# Excerpt start

RE: Structuring Documentation

Subject: RE: Structuring Documentation
From: Tony Markos <ajmarkos -at- yahoo -dot- com>
To: "Spreadbury, David" <david -dot- spreadbury -at- tellabs -dot- com>, Dick Margulis <margulisd -at- comcast -dot- net>
Date: Tue, 13 Dec 2005 07:43:54 -0800 (PST)

David:

I did not define structured writing - I said that it
does not exist. Analysis exists - espcially
structured analysis, and writing exits. But I have
found no evidence that structured writing exists as a
seperate entity.

David, when you state that your company does
"...analysis, or structured writing..." you are
essentially equating analysis with structured writing.
If structured writing exists, then there has to be
something to it other than saying it is the same thing
as analysis.

--- "Spreadbury, David" <david -dot- spreadbury -at- tellabs -dot- com>
wrote:

Tony,

I have been watching this discussion and have to
agree with Dick.

In one sentence below you define structured writing.
Analyzing the steps required to perform some procedure
and then putting
them down on paper in the proper order.

# Excerpt end
# Supplied data start

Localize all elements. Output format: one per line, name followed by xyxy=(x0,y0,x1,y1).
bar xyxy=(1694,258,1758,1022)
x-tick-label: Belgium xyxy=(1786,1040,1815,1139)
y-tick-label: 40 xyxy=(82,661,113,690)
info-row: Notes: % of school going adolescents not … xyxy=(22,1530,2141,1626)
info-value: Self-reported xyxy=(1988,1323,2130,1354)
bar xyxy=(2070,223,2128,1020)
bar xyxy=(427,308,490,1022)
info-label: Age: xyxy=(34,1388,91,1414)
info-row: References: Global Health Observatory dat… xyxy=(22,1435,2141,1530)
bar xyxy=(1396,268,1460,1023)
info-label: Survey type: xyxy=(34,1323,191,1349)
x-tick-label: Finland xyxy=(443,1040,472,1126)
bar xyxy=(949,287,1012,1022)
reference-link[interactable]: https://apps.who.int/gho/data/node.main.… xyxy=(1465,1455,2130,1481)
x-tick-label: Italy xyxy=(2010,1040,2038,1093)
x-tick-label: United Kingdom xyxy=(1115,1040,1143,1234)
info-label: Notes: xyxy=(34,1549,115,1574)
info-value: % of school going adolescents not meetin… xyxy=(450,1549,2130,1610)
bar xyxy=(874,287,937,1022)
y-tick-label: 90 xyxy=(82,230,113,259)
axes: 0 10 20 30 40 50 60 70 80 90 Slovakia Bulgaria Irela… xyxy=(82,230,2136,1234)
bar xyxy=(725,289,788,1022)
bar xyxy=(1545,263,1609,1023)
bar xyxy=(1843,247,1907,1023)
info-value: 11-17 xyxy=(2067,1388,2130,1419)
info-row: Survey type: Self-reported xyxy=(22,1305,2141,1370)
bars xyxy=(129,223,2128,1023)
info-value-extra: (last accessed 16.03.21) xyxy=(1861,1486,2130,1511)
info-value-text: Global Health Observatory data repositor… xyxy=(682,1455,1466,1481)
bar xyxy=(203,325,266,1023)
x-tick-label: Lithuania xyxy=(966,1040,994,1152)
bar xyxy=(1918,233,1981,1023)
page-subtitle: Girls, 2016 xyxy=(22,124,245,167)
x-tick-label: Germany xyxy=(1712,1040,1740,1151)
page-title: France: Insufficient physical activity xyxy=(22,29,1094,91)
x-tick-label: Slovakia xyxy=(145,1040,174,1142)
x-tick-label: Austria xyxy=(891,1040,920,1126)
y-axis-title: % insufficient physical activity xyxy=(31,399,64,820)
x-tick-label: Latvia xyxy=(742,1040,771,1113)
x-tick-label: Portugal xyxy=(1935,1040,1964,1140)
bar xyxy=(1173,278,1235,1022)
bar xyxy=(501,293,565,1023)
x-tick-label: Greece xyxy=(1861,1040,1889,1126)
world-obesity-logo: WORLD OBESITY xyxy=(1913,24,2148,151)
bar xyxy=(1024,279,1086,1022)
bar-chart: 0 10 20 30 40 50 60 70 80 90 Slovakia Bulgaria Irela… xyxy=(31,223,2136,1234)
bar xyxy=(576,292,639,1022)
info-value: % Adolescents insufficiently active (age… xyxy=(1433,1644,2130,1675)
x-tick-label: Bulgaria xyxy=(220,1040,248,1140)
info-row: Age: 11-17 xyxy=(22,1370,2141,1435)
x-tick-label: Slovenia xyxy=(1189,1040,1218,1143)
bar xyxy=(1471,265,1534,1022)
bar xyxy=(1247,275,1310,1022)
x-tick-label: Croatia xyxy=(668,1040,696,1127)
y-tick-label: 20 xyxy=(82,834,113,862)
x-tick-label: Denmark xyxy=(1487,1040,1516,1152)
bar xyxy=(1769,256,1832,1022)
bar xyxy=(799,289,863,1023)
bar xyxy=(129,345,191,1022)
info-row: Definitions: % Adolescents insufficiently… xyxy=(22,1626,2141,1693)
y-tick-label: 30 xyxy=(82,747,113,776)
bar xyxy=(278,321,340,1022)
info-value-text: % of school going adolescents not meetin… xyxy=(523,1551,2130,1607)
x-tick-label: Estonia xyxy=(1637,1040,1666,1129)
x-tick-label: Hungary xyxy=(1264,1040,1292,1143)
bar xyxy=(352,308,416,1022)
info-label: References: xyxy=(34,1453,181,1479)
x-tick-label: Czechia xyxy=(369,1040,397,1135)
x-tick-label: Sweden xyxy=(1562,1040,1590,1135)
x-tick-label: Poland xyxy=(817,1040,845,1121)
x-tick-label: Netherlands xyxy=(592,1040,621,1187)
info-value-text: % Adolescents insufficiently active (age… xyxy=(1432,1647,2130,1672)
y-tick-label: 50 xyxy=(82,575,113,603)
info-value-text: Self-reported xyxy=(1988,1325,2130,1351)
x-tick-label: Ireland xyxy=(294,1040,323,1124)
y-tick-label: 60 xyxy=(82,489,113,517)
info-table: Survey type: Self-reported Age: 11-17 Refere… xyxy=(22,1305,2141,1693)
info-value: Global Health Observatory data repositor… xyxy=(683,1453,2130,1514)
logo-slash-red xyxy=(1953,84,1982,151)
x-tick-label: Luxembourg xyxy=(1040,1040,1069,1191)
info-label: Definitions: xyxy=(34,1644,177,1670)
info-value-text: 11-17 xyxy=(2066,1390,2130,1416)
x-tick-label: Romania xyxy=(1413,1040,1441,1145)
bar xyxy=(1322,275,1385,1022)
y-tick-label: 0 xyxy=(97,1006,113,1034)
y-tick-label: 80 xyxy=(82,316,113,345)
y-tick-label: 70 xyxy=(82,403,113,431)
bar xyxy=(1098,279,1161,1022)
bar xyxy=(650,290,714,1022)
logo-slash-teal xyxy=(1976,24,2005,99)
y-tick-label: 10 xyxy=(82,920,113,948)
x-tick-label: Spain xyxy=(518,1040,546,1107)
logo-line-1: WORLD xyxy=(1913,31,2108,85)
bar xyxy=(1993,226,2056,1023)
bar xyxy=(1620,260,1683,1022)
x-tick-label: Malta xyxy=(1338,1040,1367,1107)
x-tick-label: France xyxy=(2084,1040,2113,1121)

# Supplied data end

* _Written exercise_:
Answer these questions from the message on structuring documentation.
(a) On what date was the message sent?
(b) In the quoted reply, whom does David Spreadbury say he agrees with?
(c) According to David Spreadbury, what does Tony do in one sentence?

* _In response_:
(a) Tuesday, December 13, 2005.
(b) Dick.
(c) Tony defines structured writing.